*Task prompt:*
Pull out every line of the listing below that contains the string "item".

*Raw data:*
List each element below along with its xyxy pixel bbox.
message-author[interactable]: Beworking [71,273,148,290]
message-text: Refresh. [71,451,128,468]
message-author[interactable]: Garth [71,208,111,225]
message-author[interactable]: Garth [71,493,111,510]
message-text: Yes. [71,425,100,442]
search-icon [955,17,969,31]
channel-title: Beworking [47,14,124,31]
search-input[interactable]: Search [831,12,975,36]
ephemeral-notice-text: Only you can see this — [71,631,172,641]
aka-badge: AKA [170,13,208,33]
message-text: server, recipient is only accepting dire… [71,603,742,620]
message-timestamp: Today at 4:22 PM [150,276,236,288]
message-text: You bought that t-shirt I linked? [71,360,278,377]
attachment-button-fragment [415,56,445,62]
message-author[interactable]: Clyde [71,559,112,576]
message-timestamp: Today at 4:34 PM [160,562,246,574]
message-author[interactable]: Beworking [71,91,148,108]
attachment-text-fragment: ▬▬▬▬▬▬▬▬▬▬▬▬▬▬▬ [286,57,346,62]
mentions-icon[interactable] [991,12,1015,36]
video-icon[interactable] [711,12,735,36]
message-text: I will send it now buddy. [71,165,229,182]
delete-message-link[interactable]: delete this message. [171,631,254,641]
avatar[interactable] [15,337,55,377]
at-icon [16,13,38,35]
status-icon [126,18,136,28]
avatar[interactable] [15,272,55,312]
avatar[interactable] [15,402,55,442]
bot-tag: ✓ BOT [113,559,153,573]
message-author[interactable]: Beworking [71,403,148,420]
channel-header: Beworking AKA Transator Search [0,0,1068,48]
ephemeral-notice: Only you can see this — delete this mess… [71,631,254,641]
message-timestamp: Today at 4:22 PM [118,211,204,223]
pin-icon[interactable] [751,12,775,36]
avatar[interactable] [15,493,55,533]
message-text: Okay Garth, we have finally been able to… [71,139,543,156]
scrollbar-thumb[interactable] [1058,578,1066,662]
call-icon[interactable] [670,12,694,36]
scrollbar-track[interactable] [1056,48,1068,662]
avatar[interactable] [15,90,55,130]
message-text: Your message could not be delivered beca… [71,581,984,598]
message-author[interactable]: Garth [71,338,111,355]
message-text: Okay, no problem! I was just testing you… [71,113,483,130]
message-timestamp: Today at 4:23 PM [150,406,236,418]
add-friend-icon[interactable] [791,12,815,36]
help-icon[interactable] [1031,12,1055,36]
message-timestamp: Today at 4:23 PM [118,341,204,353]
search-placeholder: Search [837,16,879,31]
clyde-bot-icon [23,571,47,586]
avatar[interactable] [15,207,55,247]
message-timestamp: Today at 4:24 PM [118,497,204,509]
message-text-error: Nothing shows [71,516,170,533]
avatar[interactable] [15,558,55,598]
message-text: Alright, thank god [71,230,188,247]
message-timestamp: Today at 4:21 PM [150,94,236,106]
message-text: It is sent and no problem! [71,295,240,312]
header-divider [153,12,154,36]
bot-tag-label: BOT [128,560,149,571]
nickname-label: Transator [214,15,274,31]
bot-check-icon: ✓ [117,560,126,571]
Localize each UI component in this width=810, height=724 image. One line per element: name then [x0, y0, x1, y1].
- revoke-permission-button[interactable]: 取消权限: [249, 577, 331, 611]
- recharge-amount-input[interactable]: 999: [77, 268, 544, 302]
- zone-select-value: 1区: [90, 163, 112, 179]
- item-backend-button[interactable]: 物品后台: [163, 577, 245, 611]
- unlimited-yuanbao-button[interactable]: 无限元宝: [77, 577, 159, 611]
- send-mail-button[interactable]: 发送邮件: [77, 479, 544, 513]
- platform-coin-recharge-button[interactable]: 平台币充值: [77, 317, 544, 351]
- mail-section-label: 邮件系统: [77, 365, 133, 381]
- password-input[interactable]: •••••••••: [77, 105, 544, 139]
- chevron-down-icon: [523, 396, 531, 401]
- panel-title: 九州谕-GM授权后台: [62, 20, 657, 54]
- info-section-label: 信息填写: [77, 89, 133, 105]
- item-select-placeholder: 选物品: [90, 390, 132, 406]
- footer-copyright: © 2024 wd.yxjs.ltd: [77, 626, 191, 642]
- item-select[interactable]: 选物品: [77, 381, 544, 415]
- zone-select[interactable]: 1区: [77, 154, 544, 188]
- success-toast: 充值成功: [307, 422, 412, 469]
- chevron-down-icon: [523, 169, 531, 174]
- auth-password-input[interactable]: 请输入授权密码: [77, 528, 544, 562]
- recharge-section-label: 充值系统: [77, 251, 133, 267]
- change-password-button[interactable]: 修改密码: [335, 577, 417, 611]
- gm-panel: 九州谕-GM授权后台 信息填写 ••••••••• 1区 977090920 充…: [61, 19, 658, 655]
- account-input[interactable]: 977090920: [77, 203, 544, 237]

*Result:*
- item-backend-button[interactable]: 物品后台: [163, 577, 245, 611]
- item-select-placeholder: 选物品: [90, 390, 132, 406]
- item-select[interactable]: 选物品: [77, 381, 544, 415]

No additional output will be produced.